- Requirements -
State the number of lines that contain "Здравствуйте", with no other text.
--- Data shown ---
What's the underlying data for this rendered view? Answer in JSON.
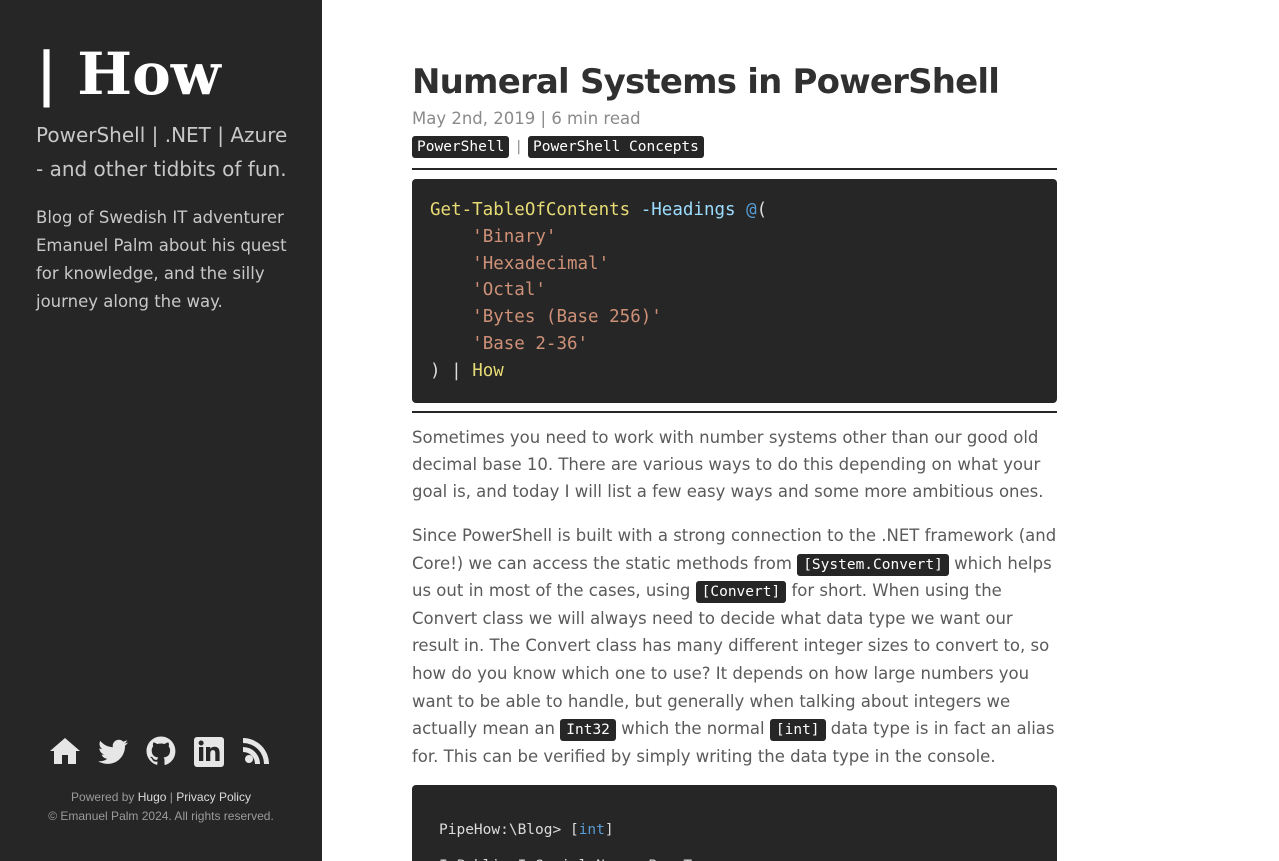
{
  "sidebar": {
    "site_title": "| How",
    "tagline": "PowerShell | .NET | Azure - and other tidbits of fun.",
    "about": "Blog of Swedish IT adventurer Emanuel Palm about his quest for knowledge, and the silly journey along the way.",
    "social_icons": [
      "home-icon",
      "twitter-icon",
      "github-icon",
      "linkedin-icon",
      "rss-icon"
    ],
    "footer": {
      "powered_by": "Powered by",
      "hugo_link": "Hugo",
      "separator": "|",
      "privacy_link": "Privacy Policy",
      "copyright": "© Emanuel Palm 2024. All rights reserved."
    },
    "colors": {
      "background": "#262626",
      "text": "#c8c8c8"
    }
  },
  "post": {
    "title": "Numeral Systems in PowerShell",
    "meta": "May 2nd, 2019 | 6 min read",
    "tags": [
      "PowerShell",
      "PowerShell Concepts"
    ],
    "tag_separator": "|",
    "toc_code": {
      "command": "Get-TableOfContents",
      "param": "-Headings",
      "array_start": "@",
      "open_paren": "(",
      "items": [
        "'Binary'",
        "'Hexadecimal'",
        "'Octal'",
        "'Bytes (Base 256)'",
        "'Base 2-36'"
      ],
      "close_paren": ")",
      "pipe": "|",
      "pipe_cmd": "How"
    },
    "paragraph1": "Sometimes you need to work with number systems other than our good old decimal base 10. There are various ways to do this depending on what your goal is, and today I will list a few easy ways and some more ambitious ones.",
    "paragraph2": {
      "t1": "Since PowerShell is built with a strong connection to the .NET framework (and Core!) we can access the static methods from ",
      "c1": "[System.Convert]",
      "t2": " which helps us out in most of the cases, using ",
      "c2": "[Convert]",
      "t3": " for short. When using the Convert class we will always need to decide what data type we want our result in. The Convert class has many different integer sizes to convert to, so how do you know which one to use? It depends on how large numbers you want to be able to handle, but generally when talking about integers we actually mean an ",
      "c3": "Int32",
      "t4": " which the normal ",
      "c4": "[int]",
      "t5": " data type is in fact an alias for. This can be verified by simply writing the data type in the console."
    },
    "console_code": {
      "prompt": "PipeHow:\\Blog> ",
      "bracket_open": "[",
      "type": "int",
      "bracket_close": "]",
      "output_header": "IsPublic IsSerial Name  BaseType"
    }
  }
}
---
--- Data shown ---
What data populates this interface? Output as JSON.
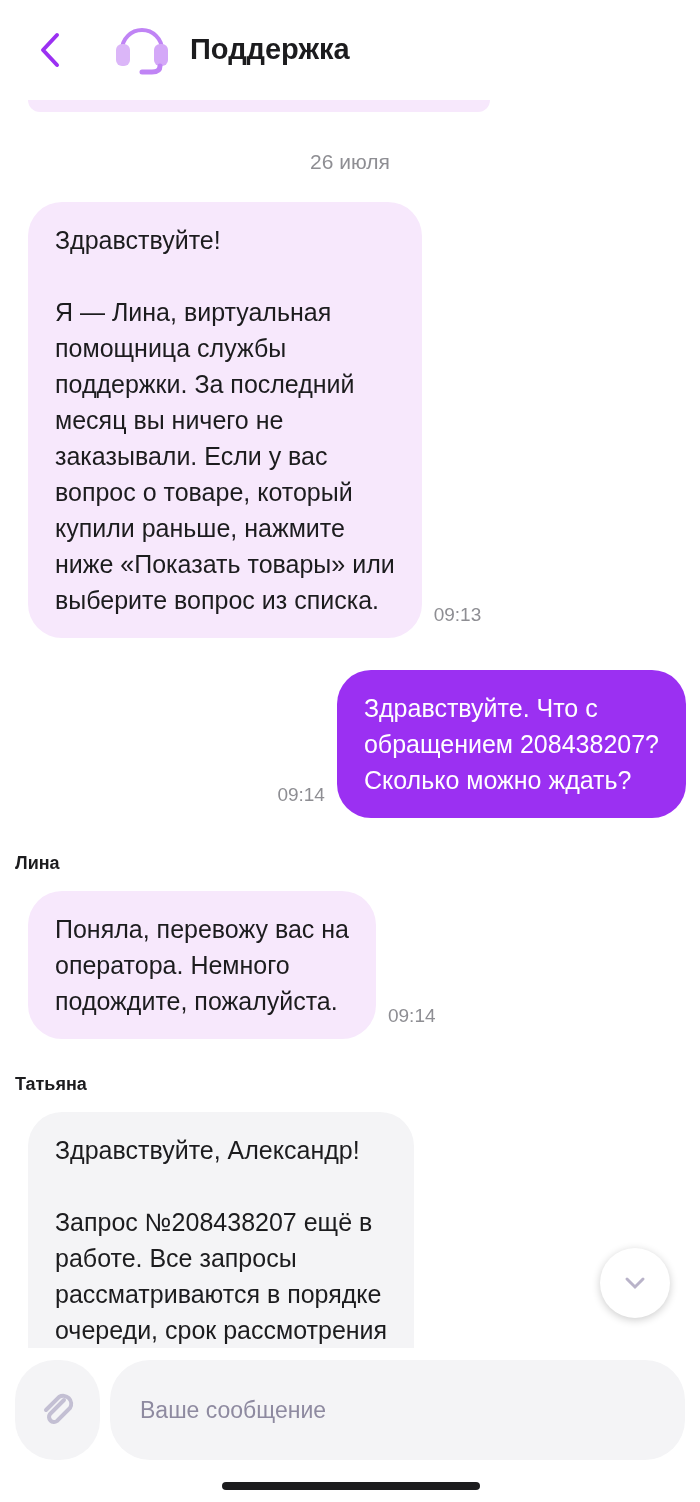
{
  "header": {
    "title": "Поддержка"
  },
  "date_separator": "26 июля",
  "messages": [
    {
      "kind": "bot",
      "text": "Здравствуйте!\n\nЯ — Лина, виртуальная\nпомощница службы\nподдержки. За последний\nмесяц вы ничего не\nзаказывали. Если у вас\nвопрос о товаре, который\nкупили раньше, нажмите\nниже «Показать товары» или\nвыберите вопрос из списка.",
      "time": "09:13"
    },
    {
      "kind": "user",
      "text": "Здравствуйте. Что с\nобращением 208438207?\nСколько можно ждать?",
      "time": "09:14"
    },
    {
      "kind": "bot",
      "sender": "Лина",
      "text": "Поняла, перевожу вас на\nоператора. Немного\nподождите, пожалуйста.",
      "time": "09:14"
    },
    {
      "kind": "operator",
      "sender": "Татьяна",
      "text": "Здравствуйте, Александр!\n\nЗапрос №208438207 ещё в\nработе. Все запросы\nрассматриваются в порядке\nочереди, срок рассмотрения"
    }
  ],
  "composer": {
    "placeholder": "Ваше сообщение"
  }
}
---
- In response -
3